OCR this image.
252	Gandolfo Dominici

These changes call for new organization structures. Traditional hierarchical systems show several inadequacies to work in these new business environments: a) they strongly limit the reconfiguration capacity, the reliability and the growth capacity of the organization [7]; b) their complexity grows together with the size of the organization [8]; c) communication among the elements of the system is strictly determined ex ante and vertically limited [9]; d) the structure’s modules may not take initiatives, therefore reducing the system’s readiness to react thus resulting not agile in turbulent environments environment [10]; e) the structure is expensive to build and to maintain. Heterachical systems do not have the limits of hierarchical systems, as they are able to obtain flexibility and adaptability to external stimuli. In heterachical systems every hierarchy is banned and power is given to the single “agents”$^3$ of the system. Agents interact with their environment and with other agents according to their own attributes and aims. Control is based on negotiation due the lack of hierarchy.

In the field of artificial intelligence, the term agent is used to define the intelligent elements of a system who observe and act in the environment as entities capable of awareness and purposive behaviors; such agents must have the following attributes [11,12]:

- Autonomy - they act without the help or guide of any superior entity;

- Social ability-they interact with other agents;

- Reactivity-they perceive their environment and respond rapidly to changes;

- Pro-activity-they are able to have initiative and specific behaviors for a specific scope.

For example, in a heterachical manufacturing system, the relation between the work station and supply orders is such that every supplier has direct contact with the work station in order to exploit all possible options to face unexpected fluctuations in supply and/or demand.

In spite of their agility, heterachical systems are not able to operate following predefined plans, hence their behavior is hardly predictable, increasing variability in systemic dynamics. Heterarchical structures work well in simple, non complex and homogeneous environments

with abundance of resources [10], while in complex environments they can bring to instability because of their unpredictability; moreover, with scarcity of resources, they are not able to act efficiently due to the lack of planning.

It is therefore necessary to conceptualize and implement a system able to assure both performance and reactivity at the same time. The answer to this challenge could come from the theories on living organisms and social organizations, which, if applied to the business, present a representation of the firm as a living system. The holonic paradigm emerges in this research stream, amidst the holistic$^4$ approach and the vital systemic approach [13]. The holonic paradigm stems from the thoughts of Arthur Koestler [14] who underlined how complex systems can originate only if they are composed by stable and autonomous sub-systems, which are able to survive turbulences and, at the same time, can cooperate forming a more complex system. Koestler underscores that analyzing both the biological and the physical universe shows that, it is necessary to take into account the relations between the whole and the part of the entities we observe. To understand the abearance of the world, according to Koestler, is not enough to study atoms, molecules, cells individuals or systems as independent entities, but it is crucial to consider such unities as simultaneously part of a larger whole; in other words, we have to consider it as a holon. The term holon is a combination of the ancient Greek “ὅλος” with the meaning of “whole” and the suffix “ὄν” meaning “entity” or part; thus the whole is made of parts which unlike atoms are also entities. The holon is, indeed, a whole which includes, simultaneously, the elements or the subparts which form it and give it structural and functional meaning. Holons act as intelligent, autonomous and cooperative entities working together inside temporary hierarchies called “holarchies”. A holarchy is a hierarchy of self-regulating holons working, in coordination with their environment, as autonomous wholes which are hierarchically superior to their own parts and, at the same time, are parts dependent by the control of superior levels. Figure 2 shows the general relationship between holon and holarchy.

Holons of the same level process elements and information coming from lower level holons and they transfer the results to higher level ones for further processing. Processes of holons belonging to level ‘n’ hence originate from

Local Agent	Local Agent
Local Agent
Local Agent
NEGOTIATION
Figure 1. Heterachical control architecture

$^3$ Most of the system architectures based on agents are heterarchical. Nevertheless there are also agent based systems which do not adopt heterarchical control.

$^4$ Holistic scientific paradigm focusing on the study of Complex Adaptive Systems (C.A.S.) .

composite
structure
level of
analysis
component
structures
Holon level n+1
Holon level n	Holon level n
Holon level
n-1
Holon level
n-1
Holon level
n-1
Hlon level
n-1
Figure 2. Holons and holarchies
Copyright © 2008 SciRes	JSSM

**********

### Your goal
Read through the listing and copy each line in which the word "hence" occurs.

### Exercise response
In spite of their agility, heterachical systems are not able to operate following predefined plans, hence their behavior is hardly predictable, increasing variability in systemic dynamics. Heterarchical structures work well in simple, non complex and homogeneous environments
Holons of the same level process elements and information coming from lower level holons and they transfer the results to higher level ones for further processing. Processes of holons belonging to level ‘n’ hence originate from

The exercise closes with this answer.